** Start of DATA SUPPLIED **
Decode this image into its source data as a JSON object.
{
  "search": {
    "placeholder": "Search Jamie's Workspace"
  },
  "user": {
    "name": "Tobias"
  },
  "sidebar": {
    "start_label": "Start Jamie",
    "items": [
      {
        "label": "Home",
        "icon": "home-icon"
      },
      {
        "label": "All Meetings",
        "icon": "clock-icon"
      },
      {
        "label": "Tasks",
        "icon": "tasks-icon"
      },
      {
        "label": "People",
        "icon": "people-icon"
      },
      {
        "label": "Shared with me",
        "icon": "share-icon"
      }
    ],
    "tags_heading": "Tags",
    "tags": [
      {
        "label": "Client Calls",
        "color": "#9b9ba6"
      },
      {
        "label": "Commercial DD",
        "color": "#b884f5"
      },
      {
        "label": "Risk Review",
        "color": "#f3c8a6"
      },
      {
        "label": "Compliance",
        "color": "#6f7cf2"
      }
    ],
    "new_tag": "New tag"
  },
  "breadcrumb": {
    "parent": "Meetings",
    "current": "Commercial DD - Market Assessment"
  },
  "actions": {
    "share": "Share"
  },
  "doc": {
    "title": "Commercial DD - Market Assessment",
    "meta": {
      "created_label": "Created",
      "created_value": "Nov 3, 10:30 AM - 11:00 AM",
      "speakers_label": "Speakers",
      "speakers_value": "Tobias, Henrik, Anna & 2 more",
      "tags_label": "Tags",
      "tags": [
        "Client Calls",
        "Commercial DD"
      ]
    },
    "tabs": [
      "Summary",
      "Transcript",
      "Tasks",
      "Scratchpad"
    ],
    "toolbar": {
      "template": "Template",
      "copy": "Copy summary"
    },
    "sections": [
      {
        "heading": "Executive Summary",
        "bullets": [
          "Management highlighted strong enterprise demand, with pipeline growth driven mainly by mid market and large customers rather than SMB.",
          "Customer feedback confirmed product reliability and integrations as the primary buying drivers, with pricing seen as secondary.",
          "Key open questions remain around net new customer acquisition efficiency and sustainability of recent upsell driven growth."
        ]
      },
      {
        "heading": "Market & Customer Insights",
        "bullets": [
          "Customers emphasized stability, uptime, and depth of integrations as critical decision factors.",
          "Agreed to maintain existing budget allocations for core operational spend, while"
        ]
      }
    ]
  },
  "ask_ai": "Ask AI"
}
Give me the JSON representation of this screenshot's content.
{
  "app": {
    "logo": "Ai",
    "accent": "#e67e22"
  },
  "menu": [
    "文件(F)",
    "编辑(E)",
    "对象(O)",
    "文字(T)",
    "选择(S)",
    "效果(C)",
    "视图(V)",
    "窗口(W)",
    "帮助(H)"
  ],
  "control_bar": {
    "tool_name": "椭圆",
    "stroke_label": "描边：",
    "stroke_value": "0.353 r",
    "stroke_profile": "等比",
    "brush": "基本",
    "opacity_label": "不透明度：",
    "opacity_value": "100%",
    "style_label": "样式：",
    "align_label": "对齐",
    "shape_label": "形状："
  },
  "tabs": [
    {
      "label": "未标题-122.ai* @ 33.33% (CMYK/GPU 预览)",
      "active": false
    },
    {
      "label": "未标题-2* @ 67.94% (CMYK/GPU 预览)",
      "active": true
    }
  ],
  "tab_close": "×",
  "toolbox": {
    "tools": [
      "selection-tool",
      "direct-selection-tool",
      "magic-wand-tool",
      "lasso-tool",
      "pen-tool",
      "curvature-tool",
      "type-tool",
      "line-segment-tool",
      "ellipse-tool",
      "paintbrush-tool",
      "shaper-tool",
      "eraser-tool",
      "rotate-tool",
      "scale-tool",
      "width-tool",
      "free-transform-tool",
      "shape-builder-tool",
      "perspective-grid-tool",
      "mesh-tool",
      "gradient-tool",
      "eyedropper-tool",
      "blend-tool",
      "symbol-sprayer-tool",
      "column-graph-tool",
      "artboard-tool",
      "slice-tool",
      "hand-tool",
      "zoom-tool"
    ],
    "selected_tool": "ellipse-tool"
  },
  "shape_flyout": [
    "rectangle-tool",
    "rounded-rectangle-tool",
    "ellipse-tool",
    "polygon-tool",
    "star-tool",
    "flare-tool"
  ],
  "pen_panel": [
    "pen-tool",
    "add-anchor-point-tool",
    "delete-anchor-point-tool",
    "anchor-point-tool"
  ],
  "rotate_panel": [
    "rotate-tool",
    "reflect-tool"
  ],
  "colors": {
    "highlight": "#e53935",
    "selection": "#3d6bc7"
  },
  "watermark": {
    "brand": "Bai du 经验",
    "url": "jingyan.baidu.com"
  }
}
** End of DATA SUPPLIED **
-- EXERCISE OBJECTIVE --
Look through the material and copy each line that has "Tobias".

-- SOLUTION TO THIS TASK --
    "name": "Tobias"
      "speakers_value": "Tobias, Henrik, Anna & 2 more",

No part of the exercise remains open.